**WHAT YOU HAVE TO DO**
Copy each line holding the string "parser".

****************************************

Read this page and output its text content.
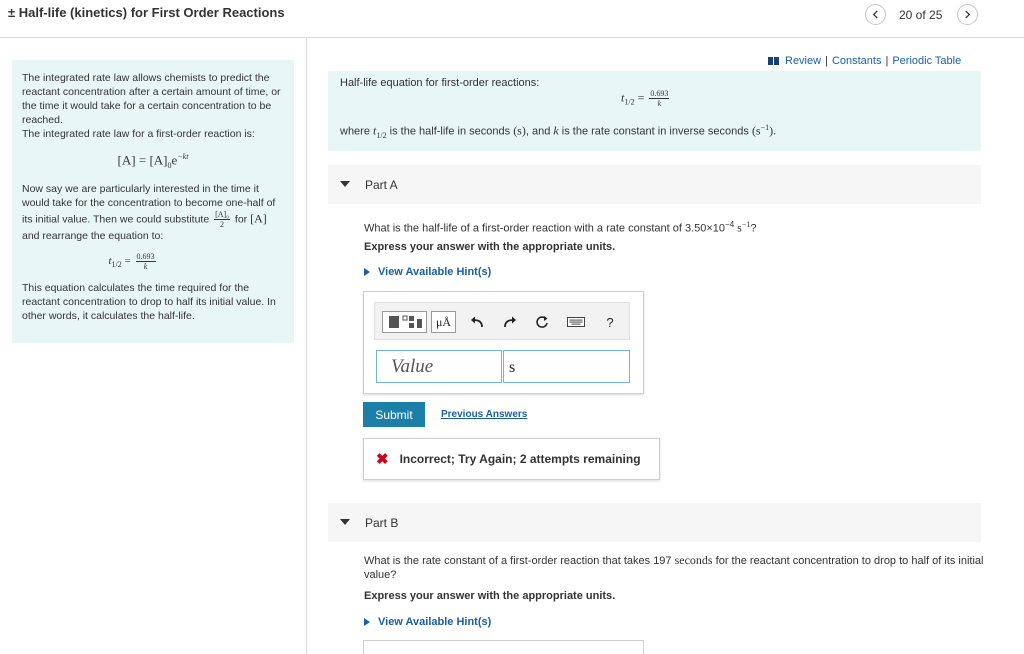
± Half-life (kinetics) for First Order Reactions	20 of 25

The integrated rate law allows chemists to predict the reactant concentration after a certain amount of time, or the time it would take for a certain concentration to be reached.

The integrated rate law for a first-order reaction is:

$[A] = [A]_0e^{-kt}$

Now say we are particularly interested in the time it would take for the concentration to become one-half of its initial value. Then we could substitute $\frac{\text{[A]₀}}{2}$ for [A] and rearrange the equation to:

$t_{1/2} = \frac{0.693}{k}$

This equation calculates the time required for the reactant concentration to drop to half its initial value. In other words, it calculates the half-life.

Review | Constants | Periodic Table
Half-life equation for first-order reactions:
$t_{1/2} = \frac{0.693}{k}$
where $t_{1/2}$ is the half-life in seconds (s), and k is the rate constant in inverse seconds $(s^{-1})$.
Part A
What is the half-life of a first-order reaction with a rate constant of $3.50\times 10^{-4}$ $s^{-1}$?
Express your answer with the appropriate units.
View Available Hint(s)
μÅ	?
Value	s
Submit	Previous Answers
✖ Incorrect; Try Again; 2 attempts remaining
Part B
What is the rate constant of a first-order reaction that takes 197 seconds for the reactant concentration to drop to half of its initial value?
Express your answer with the appropriate units.
View Available Hint(s)
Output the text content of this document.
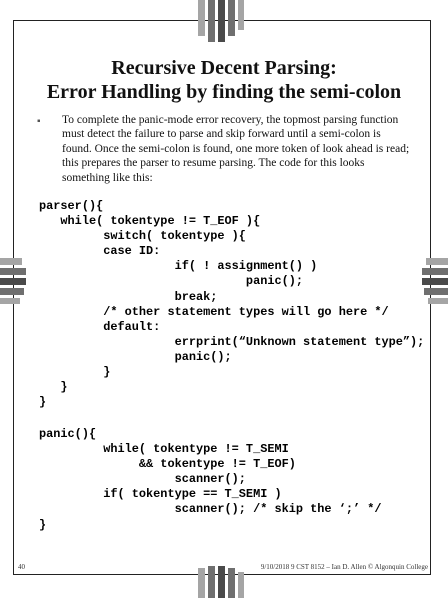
Recursive Decent Parsing:
Error Handling by finding the semi-colon
▪ To complete the panic-mode error recovery, the topmost parsing function must detect the failure to parse and skip forward until a semi-colon is found. Once the semi-colon is found, one more token of look ahead is read; this prepares the parser to resume parsing. The code for this looks something like this:
parser(){
while( tokentype != T_EOF ){
switch( tokentype ){
case ID:
if( ! assignment() )
panic();
break;
/* other statement types will go here */
default:
errprint(“Unknown statement type”);
panic();
}
}
}
panic(){
while( tokentype != T_SEMI
&& tokentype != T_EOF)
scanner();
if( tokentype == T_SEMI )
scanner(); /* skip the ‘;’ */
}
40	9/10/2018 9 CST 8152 – Ian D. Allen © Algonquin College
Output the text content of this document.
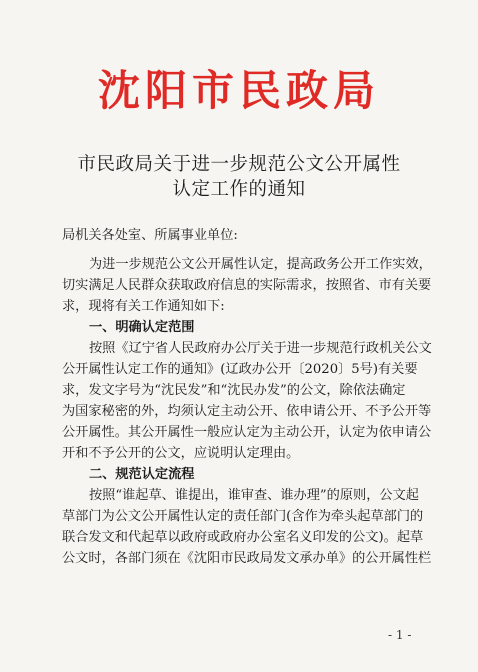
沈阳市民政局
市民政局关于进一步规范公文公开属性
认定工作的通知
局机关各处室、所属事业单位:
为进一步规范公文公开属性认定，提高政务公开工作实效，
切实满足人民群众获取政府信息的实际需求，按照省、市有关要
求，现将有关工作通知如下:
一、明确认定范围
按照《辽宁省人民政府办公厅关于进一步规范行政机关公文
公开属性认定工作的通知》(辽政办公开〔2020〕5号)有关要
求，发文字号为“沈民发”和“沈民办发”的公文，除依法确定
为国家秘密的外，均须认定主动公开、依申请公开、不予公开等
公开属性。其公开属性一般应认定为主动公开，认定为依申请公
开和不予公开的公文，应说明认定理由。
二、规范认定流程
按照“谁起草、谁提出，谁审查、谁办理”的原则，公文起
草部门为公文公开属性认定的责任部门(含作为牵头起草部门的
联合发文和代起草以政府或政府办公室名义印发的公文)。起草
公文时，各部门须在《沈阳市民政局发文承办单》的公开属性栏
- 1 -
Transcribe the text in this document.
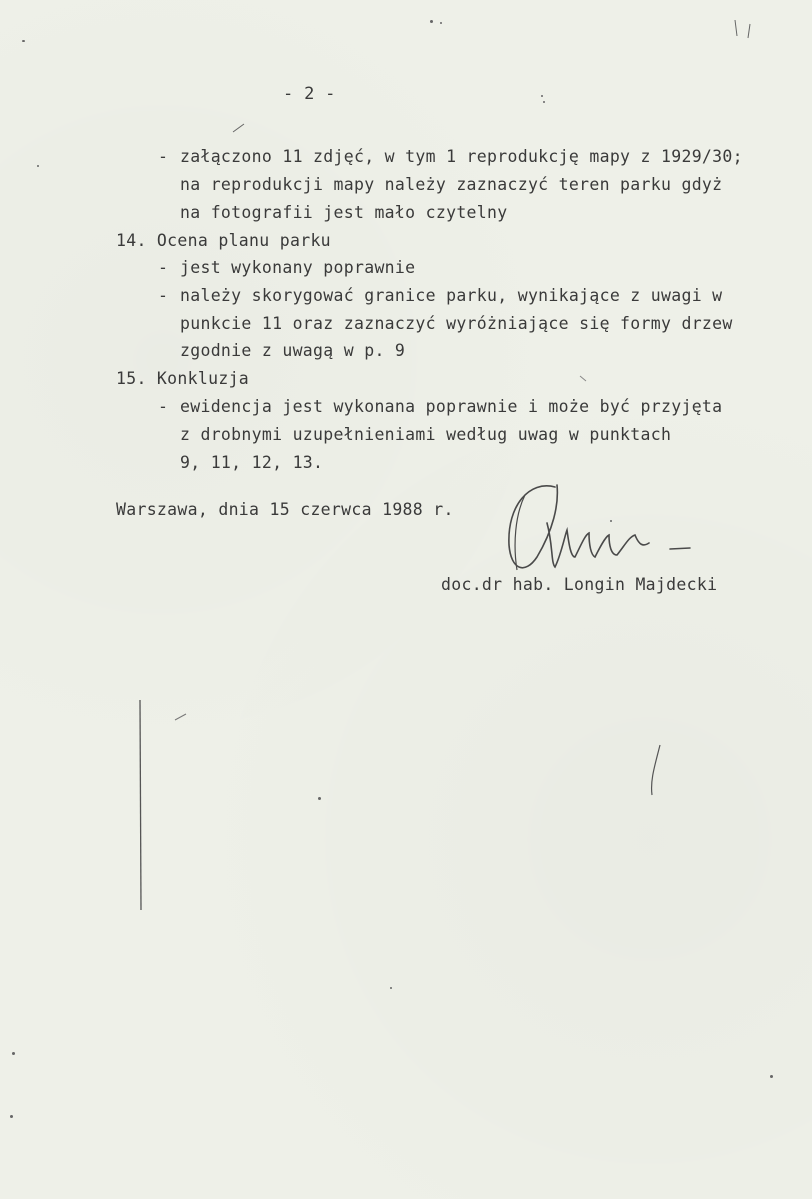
- 2 -
- załączono 11 zdjęć, w tym 1 reprodukcję mapy z 1929/30;
na reprodukcji mapy należy zaznaczyć teren parku gdyż
na fotografii jest mało czytelny
14. Ocena planu parku
- jest wykonany poprawnie
- należy skorygować granice parku, wynikające z uwagi w
punkcie 11 oraz zaznaczyć wyróżniające się formy drzew
zgodnie z uwagą w p. 9
15. Konkluzja
- ewidencja jest wykonana poprawnie i może być przyjęta
z drobnymi uzupełnieniami według uwag w punktach
9, 11, 12, 13.
Warszawa, dnia 15 czerwca 1988 r.
doc.dr hab. Longin Majdecki
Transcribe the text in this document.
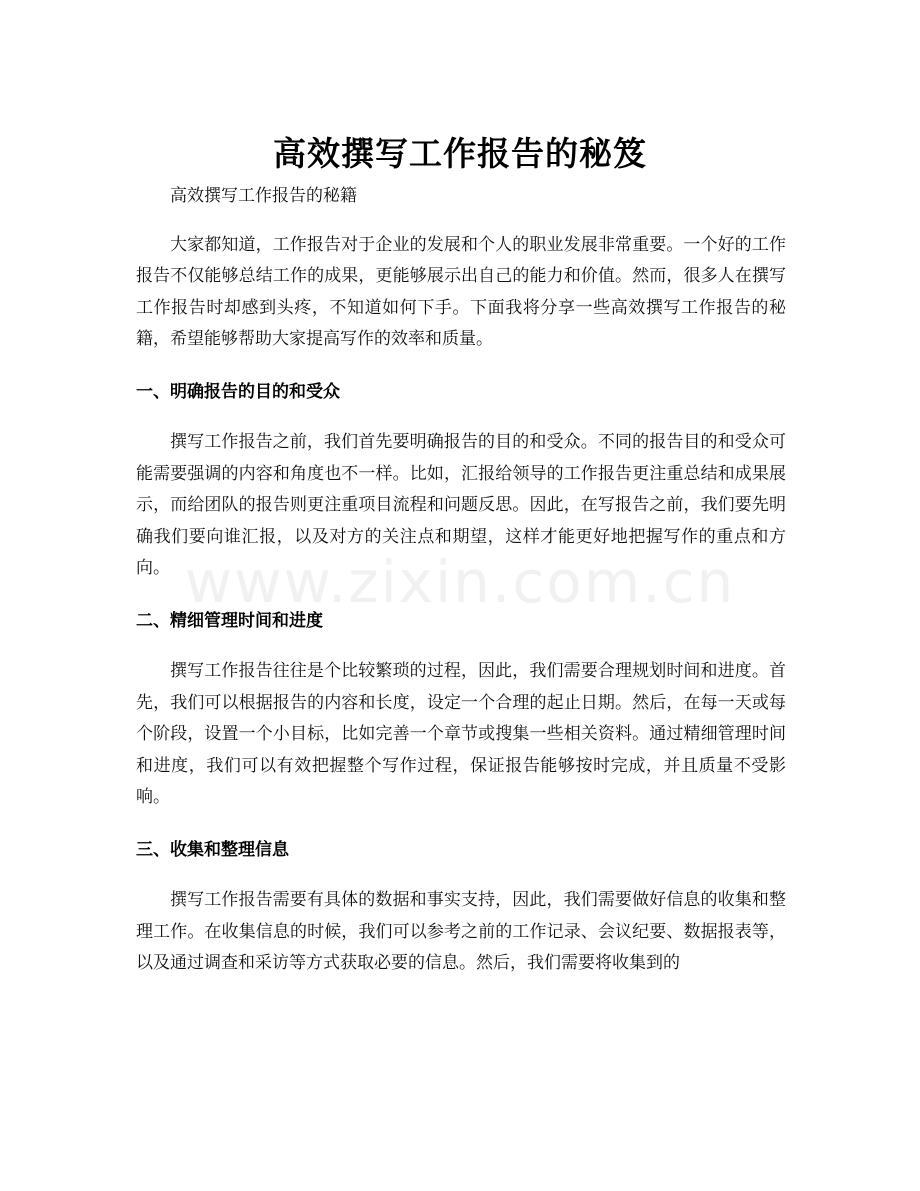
www.zixin.com.cn
高效撰写工作报告的秘笈

高效撰写工作报告的秘籍

大家都知道，工作报告对于企业的发展和个人的职业发展非常重要。一个好的工作报告不仅能够总结工作的成果，更能够展示出自己的能力和价值。然而，很多人在撰写工作报告时却感到头疼，不知道如何下手。下面我将分享一些高效撰写工作报告的秘籍，希望能够帮助大家提高写作的效率和质量。

一、明确报告的目的和受众

撰写工作报告之前，我们首先要明确报告的目的和受众。不同的报告目的和受众可能需要强调的内容和角度也不一样。比如，汇报给领导的工作报告更注重总结和成果展示，而给团队的报告则更注重项目流程和问题反思。因此，在写报告之前，我们要先明确我们要向谁汇报，以及对方的关注点和期望，这样才能更好地把握写作的重点和方向。

二、精细管理时间和进度

撰写工作报告往往是个比较繁琐的过程，因此，我们需要合理规划时间和进度。首先，我们可以根据报告的内容和长度，设定一个合理的起止日期。然后，在每一天或每个阶段，设置一个小目标，比如完善一个章节或搜集一些相关资料。通过精细管理时间和进度，我们可以有效把握整个写作过程，保证报告能够按时完成，并且质量不受影响。

三、收集和整理信息

撰写工作报告需要有具体的数据和事实支持，因此，我们需要做好信息的收集和整理工作。在收集信息的时候，我们可以参考之前的工作记录、会议纪要、数据报表等，以及通过调查和采访等方式获取必要的信息。然后，我们需要将收集到的
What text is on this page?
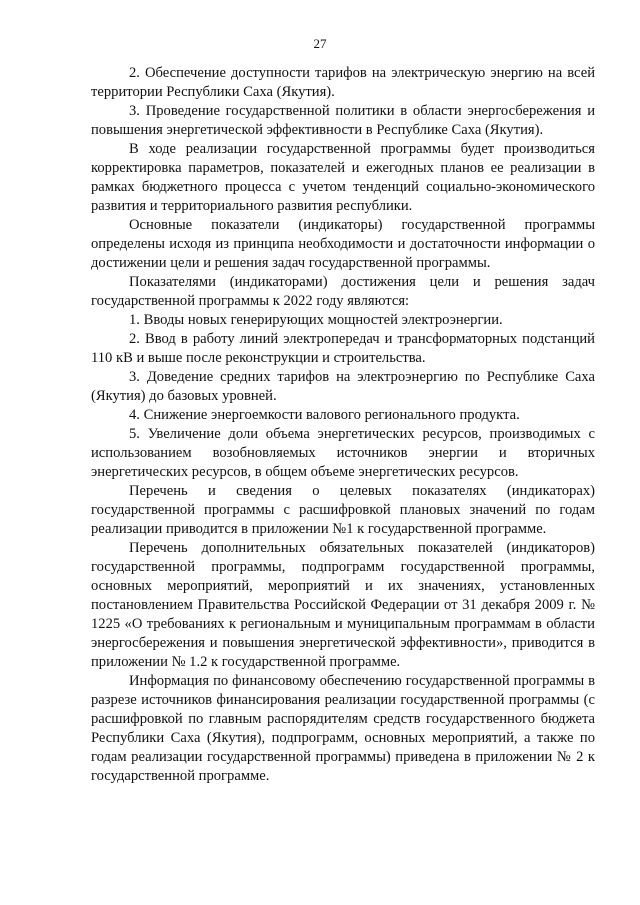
27

2. Обеспечение доступности тарифов на электрическую энергию на всей территории Республики Саха (Якутия).

3. Проведение государственной политики в области энергосбережения и повышения энергетической эффективности в Республике Саха (Якутия).

В ходе реализации государственной программы будет производиться корректировка параметров, показателей и ежегодных планов ее реализации в рамках бюджетного процесса с учетом тенденций социально-экономического развития и территориального развития республики.

Основные показатели (индикаторы) государственной программы определены исходя из принципа необходимости и достаточности информации о достижении цели и решения задач государственной программы.

Показателями (индикаторами) достижения цели и решения задач государственной программы к 2022 году являются:

1. Вводы новых генерирующих мощностей электроэнергии.

2. Ввод в работу линий электропередач и трансформаторных подстанций 110 кВ и выше после реконструкции и строительства.

3. Доведение средних тарифов на электроэнергию по Республике Саха (Якутия) до базовых уровней.

4. Снижение энергоемкости валового регионального продукта.

5. Увеличение доли объема энергетических ресурсов, производимых с использованием возобновляемых источников энергии и вторичных энергетических ресурсов, в общем объеме энергетических ресурсов.

Перечень и сведения о целевых показателях (индикаторах) государственной программы с расшифровкой плановых значений по годам реализации приводится в приложении №1 к государственной программе.

Перечень дополнительных обязательных показателей (индикаторов) государственной программы, подпрограмм государственной программы, основных мероприятий, мероприятий и их значениях, установленных постановлением Правительства Российской Федерации от 31 декабря 2009 г. № 1225 «О требованиях к региональным и муниципальным программам в области энергосбережения и повышения энергетической эффективности», приводится в приложении № 1.2 к государственной программе.

Информация по финансовому обеспечению государственной программы в разрезе источников финансирования реализации государственной программы (с расшифровкой по главным распорядителям средств государственного бюджета Республики Саха (Якутия), подпрограмм, основных мероприятий, а также по годам реализации государственной программы) приведена в приложении № 2 к государственной программе.
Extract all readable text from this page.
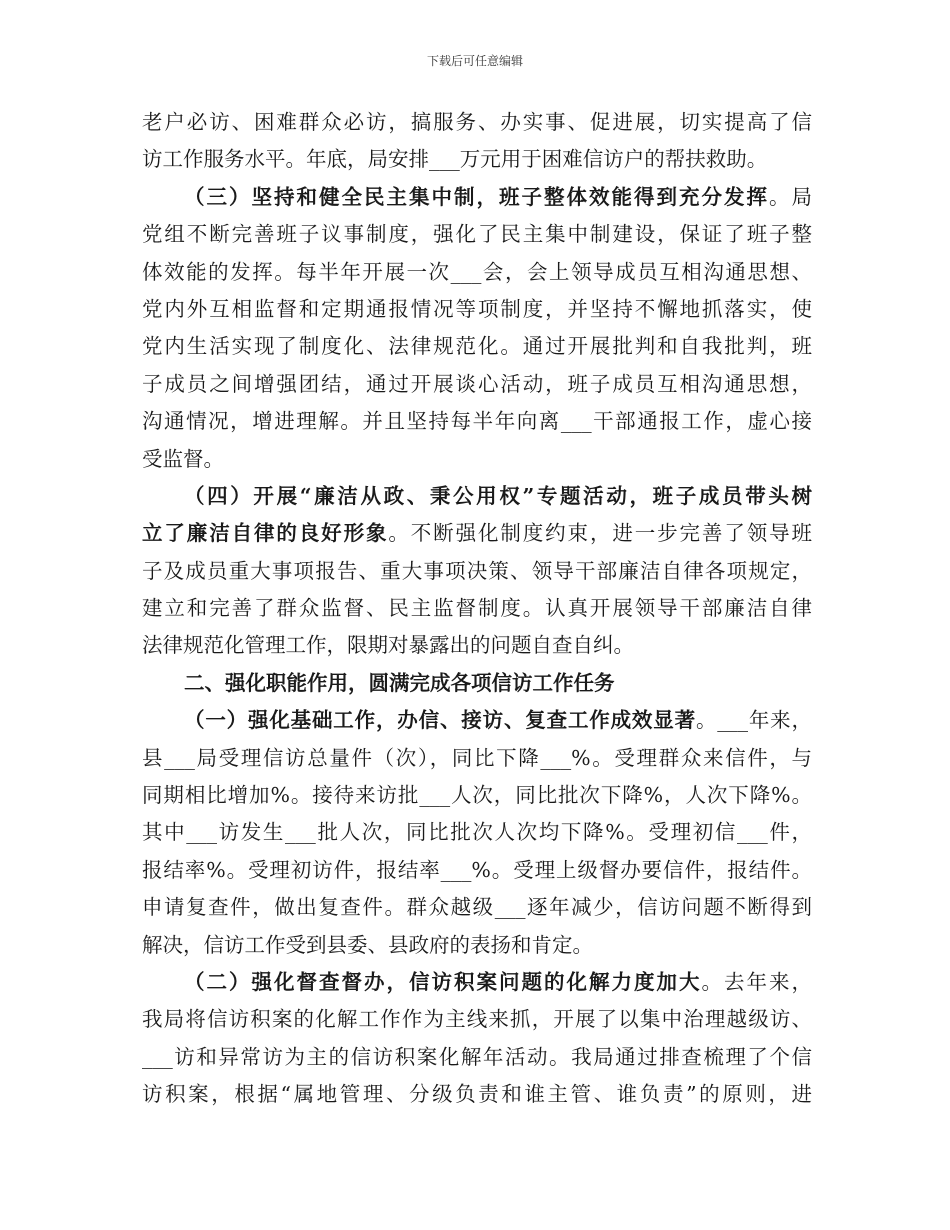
下载后可任意编辑
老户必访、困难群众必访，搞服务、办实事、促进展，切实提高了信
访工作服务水平。年底，局安排___万元用于困难信访户的帮扶救助。
（三）坚持和健全民主集中制，班子整体效能得到充分发挥。局
党组不断完善班子议事制度，强化了民主集中制建设，保证了班子整
体效能的发挥。每半年开展一次___会，会上领导成员互相沟通思想、
党内外互相监督和定期通报情况等项制度，并坚持不懈地抓落实，使
党内生活实现了制度化、法律规范化。通过开展批判和自我批判，班
子成员之间增强团结，通过开展谈心活动，班子成员互相沟通思想，
沟通情况，增进理解。并且坚持每半年向离___干部通报工作，虚心接
受监督。
（四）开展“廉洁从政、秉公用权”专题活动，班子成员带头树
立了廉洁自律的良好形象。不断强化制度约束，进一步完善了领导班
子及成员重大事项报告、重大事项决策、领导干部廉洁自律各项规定，
建立和完善了群众监督、民主监督制度。认真开展领导干部廉洁自律
法律规范化管理工作，限期对暴露出的问题自查自纠。
二、强化职能作用，圆满完成各项信访工作任务
（一）强化基础工作，办信、接访、复查工作成效显著。___年来，
县___局受理信访总量件（次），同比下降___%。受理群众来信件，与
同期相比增加%。接待来访批___人次，同比批次下降%，人次下降%。
其中___访发生___批人次，同比批次人次均下降%。受理初信___件，
报结率%。受理初访件，报结率___%。受理上级督办要信件，报结件。
申请复查件，做出复查件。群众越级___逐年减少，信访问题不断得到
解决，信访工作受到县委、县政府的表扬和肯定。
（二）强化督查督办，信访积案问题的化解力度加大。去年来，
我局将信访积案的化解工作作为主线来抓，开展了以集中治理越级访、
___访和异常访为主的信访积案化解年活动。我局通过排查梳理了个信
访积案，根据“属地管理、分级负责和谁主管、谁负责”的原则，进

****************************************

**THE ANSWER**
▪ To complete the panic-mode error recovery, the topmost parsing function must detect the failure to parse and skip forward until a semi-colon is found. Once the semi-colon is found, one more token of look ahead is read; this prepares the parser to resume parsing. The code for this looks something like this:
parser(){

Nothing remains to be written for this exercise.